• **SHORT TASK**: An exact copy of all the data is required, with pictures left out.
GIVEN RECORDS start
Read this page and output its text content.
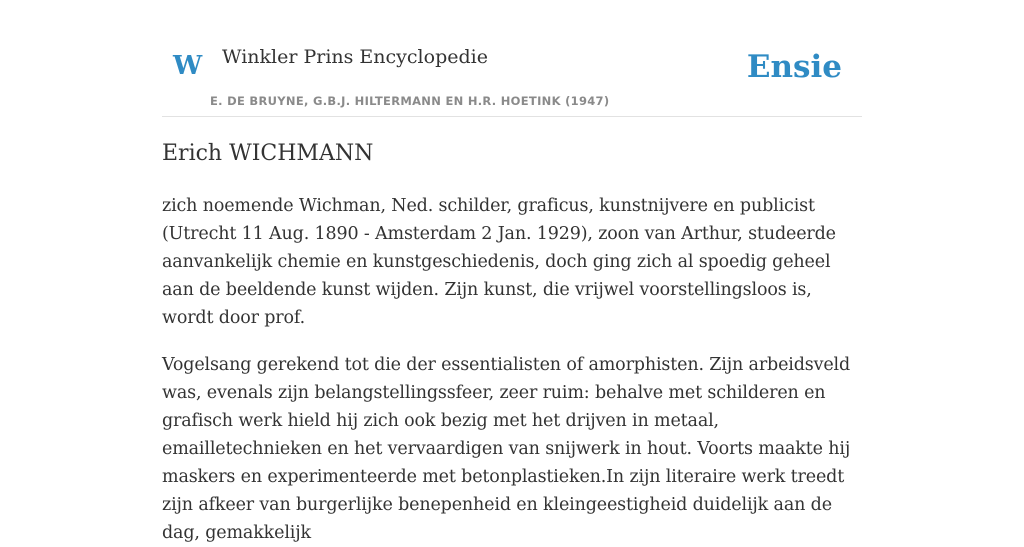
W Winkler Prins Encyclopedie
E. DE BRUYNE, G.B.J. HILTERMANN EN H.R. HOETINK (1947)
Ensie
Erich WICHMANN

zich noemende Wichman, Ned. schilder, graficus, kunstnijvere en publicist (Utrecht 11 Aug. 1890 - Amsterdam 2 Jan. 1929), zoon van Arthur, studeerde aanvankelijk chemie en kunstgeschiedenis, doch ging zich al spoedig geheel aan de beeldende kunst wijden. Zijn kunst, die vrijwel voorstellingsloos is, wordt door prof.

Vogelsang gerekend tot die der essentialisten of amorphisten. Zijn arbeidsveld was, evenals zijn belangstellingssfeer, zeer ruim: behalve met schilderen en grafisch werk hield hij zich ook bezig met het drijven in metaal, emailletechnieken en het vervaardigen van snijwerk in hout. Voorts maakte hij maskers en experimenteerde met betonplastieken.In zijn literaire werk treedt zijn afkeer van burgerlijke benepenheid en kleingeestigheid duidelijk aan de dag, gemakkelijk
GIVEN RECORDS end
• **SOLUTION**:
Read this page and output its text content.
W Winkler Prins Encyclopedie
E. DE BRUYNE, G.B.J. HILTERMANN EN H.R. HOETINK (1947)
Ensie
Erich WICHMANN

zich noemende Wichman, Ned. schilder, graficus, kunstnijvere en publicist (Utrecht 11 Aug. 1890 - Amsterdam 2 Jan. 1929), zoon van Arthur, studeerde aanvankelijk chemie en kunstgeschiedenis, doch ging zich al spoedig geheel aan de beeldende kunst wijden. Zijn kunst, die vrijwel voorstellingsloos is, wordt door prof.

Vogelsang gerekend tot die der essentialisten of amorphisten. Zijn arbeidsveld was, evenals zijn belangstellingssfeer, zeer ruim: behalve met schilderen en grafisch werk hield hij zich ook bezig met het drijven in metaal, emailletechnieken en het vervaardigen van snijwerk in hout. Voorts maakte hij maskers en experimenteerde met betonplastieken.In zijn literaire werk treedt zijn afkeer van burgerlijke benepenheid en kleingeestigheid duidelijk aan de dag, gemakkelijk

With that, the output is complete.